* AIM OF THE EXERCISE
Using the data below, copy each line that includes the word "рублей".

* A block of data
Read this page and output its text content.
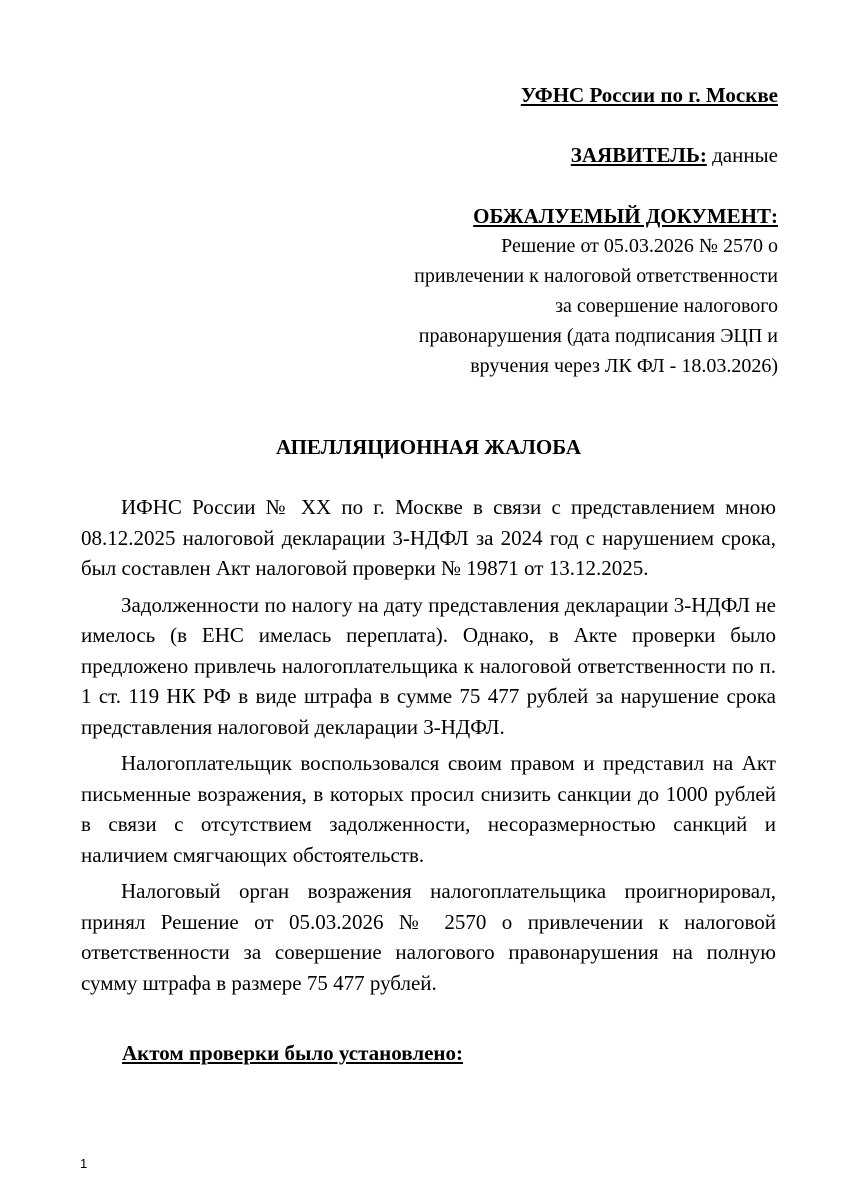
УФНС России по г. Москве
ЗАЯВИТЕЛЬ: данные
ОБЖАЛУЕМЫЙ ДОКУМЕНТ:
Решение от 05.03.2026 № 2570 о
привлечении к налоговой ответственности
за совершение налогового
правонарушения (дата подписания ЭЦП и
вручения через ЛК ФЛ - 18.03.2026)
АПЕЛЛЯЦИОННАЯ ЖАЛОБА

ИФНС России № ХХ по г. Москве в связи с представлением мною 08.12.2025 налоговой декларации 3-НДФЛ за 2024 год с нарушением срока, был составлен Акт налоговой проверки № 19871 от 13.12.2025.

Задолженности по налогу на дату представления декларации 3-НДФЛ не имелось (в ЕНС имелась переплата). Однако, в Акте проверки было предложено привлечь налогоплательщика к налоговой ответственности по п. 1 ст. 119 НК РФ в виде штрафа в сумме 75 477 рублей за нарушение срока представления налоговой декларации 3-НДФЛ.

Налогоплательщик воспользовался своим правом и представил на Акт письменные возражения, в которых просил снизить санкции до 1000 рублей в связи с отсутствием задолженности, несоразмерностью санкций и наличием смягчающих обстоятельств.

Налоговый орган возражения налогоплательщика проигнорировал, принял Решение от 05.03.2026 № 2570 о привлечении к налоговой ответственности за совершение налогового правонарушения на полную сумму штрафа в размере 75 477 рублей.

Актом проверки было установлено:
1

* EXERCISE SOLUTION
Задолженности по налогу на дату представления декларации 3-НДФЛ не имелось (в ЕНС имелась переплата). Однако, в Акте проверки было предложено привлечь налогоплательщика к налоговой ответственности по п. 1 ст. 119 НК РФ в виде штрафа в сумме 75 477 рублей за нарушение срока представления налоговой декларации 3-НДФЛ.
Налогоплательщик воспользовался своим правом и представил на Акт письменные возражения, в которых просил снизить санкции до 1000 рублей в связи с отсутствием задолженности, несоразмерностью санкций и наличием смягчающих обстоятельств.
Налоговый орган возражения налогоплательщика проигнорировал, принял Решение от 05.03.2026 № 2570 о привлечении к налоговой ответственности за совершение налогового правонарушения на полную сумму штрафа в размере 75 477 рублей.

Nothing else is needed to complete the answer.